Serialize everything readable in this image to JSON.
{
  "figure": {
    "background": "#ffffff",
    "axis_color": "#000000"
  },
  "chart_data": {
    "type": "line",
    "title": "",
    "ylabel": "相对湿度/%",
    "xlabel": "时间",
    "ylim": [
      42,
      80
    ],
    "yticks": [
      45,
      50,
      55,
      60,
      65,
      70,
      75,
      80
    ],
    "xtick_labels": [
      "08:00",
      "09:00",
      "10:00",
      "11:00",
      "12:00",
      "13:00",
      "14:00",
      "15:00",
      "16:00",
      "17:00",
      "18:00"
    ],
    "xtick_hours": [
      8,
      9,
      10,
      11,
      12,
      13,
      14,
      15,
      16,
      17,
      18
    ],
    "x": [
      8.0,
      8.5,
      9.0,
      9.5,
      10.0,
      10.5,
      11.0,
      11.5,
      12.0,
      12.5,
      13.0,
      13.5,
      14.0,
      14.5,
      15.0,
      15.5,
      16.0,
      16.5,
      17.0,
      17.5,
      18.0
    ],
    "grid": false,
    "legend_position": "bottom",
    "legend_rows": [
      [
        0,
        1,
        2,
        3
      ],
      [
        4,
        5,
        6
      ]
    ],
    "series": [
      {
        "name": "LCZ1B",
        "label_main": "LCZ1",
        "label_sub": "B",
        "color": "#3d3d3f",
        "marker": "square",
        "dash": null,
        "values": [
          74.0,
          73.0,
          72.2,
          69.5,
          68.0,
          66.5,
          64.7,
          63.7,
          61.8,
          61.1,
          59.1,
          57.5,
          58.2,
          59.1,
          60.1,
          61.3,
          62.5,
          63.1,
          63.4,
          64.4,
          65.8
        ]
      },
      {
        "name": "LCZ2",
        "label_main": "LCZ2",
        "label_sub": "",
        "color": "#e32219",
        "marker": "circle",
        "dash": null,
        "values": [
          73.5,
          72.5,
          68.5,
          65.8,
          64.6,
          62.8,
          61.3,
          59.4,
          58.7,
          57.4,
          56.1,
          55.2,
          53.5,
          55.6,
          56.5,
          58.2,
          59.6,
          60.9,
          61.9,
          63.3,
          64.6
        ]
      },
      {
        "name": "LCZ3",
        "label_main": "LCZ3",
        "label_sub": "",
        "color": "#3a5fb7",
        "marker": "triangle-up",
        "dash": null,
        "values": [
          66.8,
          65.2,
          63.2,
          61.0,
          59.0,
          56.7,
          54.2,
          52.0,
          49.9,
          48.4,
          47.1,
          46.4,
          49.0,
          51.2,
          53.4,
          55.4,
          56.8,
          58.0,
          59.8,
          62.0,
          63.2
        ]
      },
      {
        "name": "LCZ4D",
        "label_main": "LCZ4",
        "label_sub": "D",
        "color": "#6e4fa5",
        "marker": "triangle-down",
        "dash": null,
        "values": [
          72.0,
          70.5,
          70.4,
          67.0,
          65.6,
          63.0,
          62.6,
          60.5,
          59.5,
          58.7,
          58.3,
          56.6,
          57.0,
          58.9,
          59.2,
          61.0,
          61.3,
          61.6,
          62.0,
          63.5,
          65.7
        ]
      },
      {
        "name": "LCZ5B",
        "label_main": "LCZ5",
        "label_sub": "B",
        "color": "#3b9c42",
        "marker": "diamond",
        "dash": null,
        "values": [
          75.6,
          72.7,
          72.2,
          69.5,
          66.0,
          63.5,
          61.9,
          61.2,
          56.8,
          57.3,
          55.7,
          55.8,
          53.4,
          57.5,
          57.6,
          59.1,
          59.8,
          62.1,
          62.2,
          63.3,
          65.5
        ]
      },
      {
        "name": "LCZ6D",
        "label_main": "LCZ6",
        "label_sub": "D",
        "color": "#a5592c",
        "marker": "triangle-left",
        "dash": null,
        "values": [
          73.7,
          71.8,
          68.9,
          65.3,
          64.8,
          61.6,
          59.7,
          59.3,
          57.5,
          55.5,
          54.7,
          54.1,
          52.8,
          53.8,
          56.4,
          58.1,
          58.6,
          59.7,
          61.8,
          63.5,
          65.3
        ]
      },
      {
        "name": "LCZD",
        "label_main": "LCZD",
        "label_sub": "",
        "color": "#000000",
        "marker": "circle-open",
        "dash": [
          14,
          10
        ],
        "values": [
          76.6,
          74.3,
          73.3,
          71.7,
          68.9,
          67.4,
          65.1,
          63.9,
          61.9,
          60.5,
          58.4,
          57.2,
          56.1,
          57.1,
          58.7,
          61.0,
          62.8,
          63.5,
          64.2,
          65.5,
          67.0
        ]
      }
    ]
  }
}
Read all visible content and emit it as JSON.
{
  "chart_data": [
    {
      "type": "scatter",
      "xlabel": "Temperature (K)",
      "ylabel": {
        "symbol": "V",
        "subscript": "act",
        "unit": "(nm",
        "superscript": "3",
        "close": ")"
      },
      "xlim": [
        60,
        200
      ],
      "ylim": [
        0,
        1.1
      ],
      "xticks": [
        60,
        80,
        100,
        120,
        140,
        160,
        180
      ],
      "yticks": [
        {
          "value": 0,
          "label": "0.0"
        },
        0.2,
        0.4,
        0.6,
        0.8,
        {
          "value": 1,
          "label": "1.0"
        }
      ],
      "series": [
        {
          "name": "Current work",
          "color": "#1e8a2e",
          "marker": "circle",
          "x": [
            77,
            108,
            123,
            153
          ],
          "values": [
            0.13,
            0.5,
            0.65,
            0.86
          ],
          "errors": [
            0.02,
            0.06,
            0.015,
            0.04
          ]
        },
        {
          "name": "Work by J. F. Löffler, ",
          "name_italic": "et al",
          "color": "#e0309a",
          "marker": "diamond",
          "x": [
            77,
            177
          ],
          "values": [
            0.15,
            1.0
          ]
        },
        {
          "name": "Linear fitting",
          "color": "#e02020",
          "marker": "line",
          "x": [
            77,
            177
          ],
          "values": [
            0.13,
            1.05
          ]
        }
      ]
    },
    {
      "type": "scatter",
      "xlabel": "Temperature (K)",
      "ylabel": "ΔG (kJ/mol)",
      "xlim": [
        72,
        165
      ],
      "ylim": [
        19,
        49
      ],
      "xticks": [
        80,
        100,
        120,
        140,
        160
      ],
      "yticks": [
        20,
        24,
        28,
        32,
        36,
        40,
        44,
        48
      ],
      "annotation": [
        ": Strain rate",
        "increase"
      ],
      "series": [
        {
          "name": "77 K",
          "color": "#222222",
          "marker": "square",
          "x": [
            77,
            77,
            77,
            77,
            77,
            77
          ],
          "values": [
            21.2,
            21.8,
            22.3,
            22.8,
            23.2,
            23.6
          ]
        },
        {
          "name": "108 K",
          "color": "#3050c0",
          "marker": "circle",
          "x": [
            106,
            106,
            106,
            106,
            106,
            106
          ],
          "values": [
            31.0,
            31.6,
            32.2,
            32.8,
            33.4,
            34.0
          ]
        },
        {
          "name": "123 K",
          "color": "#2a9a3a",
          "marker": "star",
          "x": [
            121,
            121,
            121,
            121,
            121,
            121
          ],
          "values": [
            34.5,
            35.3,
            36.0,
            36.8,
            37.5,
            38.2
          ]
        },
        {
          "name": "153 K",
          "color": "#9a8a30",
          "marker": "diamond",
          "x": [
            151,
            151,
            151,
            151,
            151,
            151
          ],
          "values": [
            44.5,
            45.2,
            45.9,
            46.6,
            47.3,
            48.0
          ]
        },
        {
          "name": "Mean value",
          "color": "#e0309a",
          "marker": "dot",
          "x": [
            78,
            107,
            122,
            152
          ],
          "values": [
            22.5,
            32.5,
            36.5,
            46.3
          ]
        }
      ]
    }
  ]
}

::::::

» **Set exercise**
Everything in the listing above should be restated exactly.

» **Correct output**
Serialize everything readable in this image to JSON.
{
  "figure": {
    "background": "#ffffff",
    "axis_color": "#000000"
  },
  "chart_data": {
    "type": "line",
    "title": "",
    "ylabel": "相对湿度/%",
    "xlabel": "时间",
    "ylim": [
      42,
      80
    ],
    "yticks": [
      45,
      50,
      55,
      60,
      65,
      70,
      75,
      80
    ],
    "xtick_labels": [
      "08:00",
      "09:00",
      "10:00",
      "11:00",
      "12:00",
      "13:00",
      "14:00",
      "15:00",
      "16:00",
      "17:00",
      "18:00"
    ],
    "xtick_hours": [
      8,
      9,
      10,
      11,
      12,
      13,
      14,
      15,
      16,
      17,
      18
    ],
    "x": [
      8.0,
      8.5,
      9.0,
      9.5,
      10.0,
      10.5,
      11.0,
      11.5,
      12.0,
      12.5,
      13.0,
      13.5,
      14.0,
      14.5,
      15.0,
      15.5,
      16.0,
      16.5,
      17.0,
      17.5,
      18.0
    ],
    "grid": false,
    "legend_position": "bottom",
    "legend_rows": [
      [
        0,
        1,
        2,
        3
      ],
      [
        4,
        5,
        6
      ]
    ],
    "series": [
      {
        "name": "LCZ1B",
        "label_main": "LCZ1",
        "label_sub": "B",
        "color": "#3d3d3f",
        "marker": "square",
        "dash": null,
        "values": [
          74.0,
          73.0,
          72.2,
          69.5,
          68.0,
          66.5,
          64.7,
          63.7,
          61.8,
          61.1,
          59.1,
          57.5,
          58.2,
          59.1,
          60.1,
          61.3,
          62.5,
          63.1,
          63.4,
          64.4,
          65.8
        ]
      },
      {
        "name": "LCZ2",
        "label_main": "LCZ2",
        "label_sub": "",
        "color": "#e32219",
        "marker": "circle",
        "dash": null,
        "values": [
          73.5,
          72.5,
          68.5,
          65.8,
          64.6,
          62.8,
          61.3,
          59.4,
          58.7,
          57.4,
          56.1,
          55.2,
          53.5,
          55.6,
          56.5,
          58.2,
          59.6,
          60.9,
          61.9,
          63.3,
          64.6
        ]
      },
      {
        "name": "LCZ3",
        "label_main": "LCZ3",
        "label_sub": "",
        "color": "#3a5fb7",
        "marker": "triangle-up",
        "dash": null,
        "values": [
          66.8,
          65.2,
          63.2,
          61.0,
          59.0,
          56.7,
          54.2,
          52.0,
          49.9,
          48.4,
          47.1,
          46.4,
          49.0,
          51.2,
          53.4,
          55.4,
          56.8,
          58.0,
          59.8,
          62.0,
          63.2
        ]
      },
      {
        "name": "LCZ4D",
        "label_main": "LCZ4",
        "label_sub": "D",
        "color": "#6e4fa5",
        "marker": "triangle-down",
        "dash": null,
        "values": [
          72.0,
          70.5,
          70.4,
          67.0,
          65.6,
          63.0,
          62.6,
          60.5,
          59.5,
          58.7,
          58.3,
          56.6,
          57.0,
          58.9,
          59.2,
          61.0,
          61.3,
          61.6,
          62.0,
          63.5,
          65.7
        ]
      },
      {
        "name": "LCZ5B",
        "label_main": "LCZ5",
        "label_sub": "B",
        "color": "#3b9c42",
        "marker": "diamond",
        "dash": null,
        "values": [
          75.6,
          72.7,
          72.2,
          69.5,
          66.0,
          63.5,
          61.9,
          61.2,
          56.8,
          57.3,
          55.7,
          55.8,
          53.4,
          57.5,
          57.6,
          59.1,
          59.8,
          62.1,
          62.2,
          63.3,
          65.5
        ]
      },
      {
        "name": "LCZ6D",
        "label_main": "LCZ6",
        "label_sub": "D",
        "color": "#a5592c",
        "marker": "triangle-left",
        "dash": null,
        "values": [
          73.7,
          71.8,
          68.9,
          65.3,
          64.8,
          61.6,
          59.7,
          59.3,
          57.5,
          55.5,
          54.7,
          54.1,
          52.8,
          53.8,
          56.4,
          58.1,
          58.6,
          59.7,
          61.8,
          63.5,
          65.3
        ]
      },
      {
        "name": "LCZD",
        "label_main": "LCZD",
        "label_sub": "",
        "color": "#000000",
        "marker": "circle-open",
        "dash": [
          14,
          10
        ],
        "values": [
          76.6,
          74.3,
          73.3,
          71.7,
          68.9,
          67.4,
          65.1,
          63.9,
          61.9,
          60.5,
          58.4,
          57.2,
          56.1,
          57.1,
          58.7,
          61.0,
          62.8,
          63.5,
          64.2,
          65.5,
          67.0
        ]
      }
    ]
  }
}
Read all visible content and emit it as JSON.
{
  "chart_data": [
    {
      "type": "scatter",
      "xlabel": "Temperature (K)",
      "ylabel": {
        "symbol": "V",
        "subscript": "act",
        "unit": "(nm",
        "superscript": "3",
        "close": ")"
      },
      "xlim": [
        60,
        200
      ],
      "ylim": [
        0,
        1.1
      ],
      "xticks": [
        60,
        80,
        100,
        120,
        140,
        160,
        180
      ],
      "yticks": [
        {
          "value": 0,
          "label": "0.0"
        },
        0.2,
        0.4,
        0.6,
        0.8,
        {
          "value": 1,
          "label": "1.0"
        }
      ],
      "series": [
        {
          "name": "Current work",
          "color": "#1e8a2e",
          "marker": "circle",
          "x": [
            77,
            108,
            123,
            153
          ],
          "values": [
            0.13,
            0.5,
            0.65,
            0.86
          ],
          "errors": [
            0.02,
            0.06,
            0.015,
            0.04
          ]
        },
        {
          "name": "Work by J. F. Löffler, ",
          "name_italic": "et al",
          "color": "#e0309a",
          "marker": "diamond",
          "x": [
            77,
            177
          ],
          "values": [
            0.15,
            1.0
          ]
        },
        {
          "name": "Linear fitting",
          "color": "#e02020",
          "marker": "line",
          "x": [
            77,
            177
          ],
          "values": [
            0.13,
            1.05
          ]
        }
      ]
    },
    {
      "type": "scatter",
      "xlabel": "Temperature (K)",
      "ylabel": "ΔG (kJ/mol)",
      "xlim": [
        72,
        165
      ],
      "ylim": [
        19,
        49
      ],
      "xticks": [
        80,
        100,
        120,
        140,
        160
      ],
      "yticks": [
        20,
        24,
        28,
        32,
        36,
        40,
        44,
        48
      ],
      "annotation": [
        ": Strain rate",
        "increase"
      ],
      "series": [
        {
          "name": "77 K",
          "color": "#222222",
          "marker": "square",
          "x": [
            77,
            77,
            77,
            77,
            77,
            77
          ],
          "values": [
            21.2,
            21.8,
            22.3,
            22.8,
            23.2,
            23.6
          ]
        },
        {
          "name": "108 K",
          "color": "#3050c0",
          "marker": "circle",
          "x": [
            106,
            106,
            106,
            106,
            106,
            106
          ],
          "values": [
            31.0,
            31.6,
            32.2,
            32.8,
            33.4,
            34.0
          ]
        },
        {
          "name": "123 K",
          "color": "#2a9a3a",
          "marker": "star",
          "x": [
            121,
            121,
            121,
            121,
            121,
            121
          ],
          "values": [
            34.5,
            35.3,
            36.0,
            36.8,
            37.5,
            38.2
          ]
        },
        {
          "name": "153 K",
          "color": "#9a8a30",
          "marker": "diamond",
          "x": [
            151,
            151,
            151,
            151,
            151,
            151
          ],
          "values": [
            44.5,
            45.2,
            45.9,
            46.6,
            47.3,
            48.0
          ]
        },
        {
          "name": "Mean value",
          "color": "#e0309a",
          "marker": "dot",
          "x": [
            78,
            107,
            122,
            152
          ],
          "values": [
            22.5,
            32.5,
            36.5,
            46.3
          ]
        }
      ]
    }
  ]
}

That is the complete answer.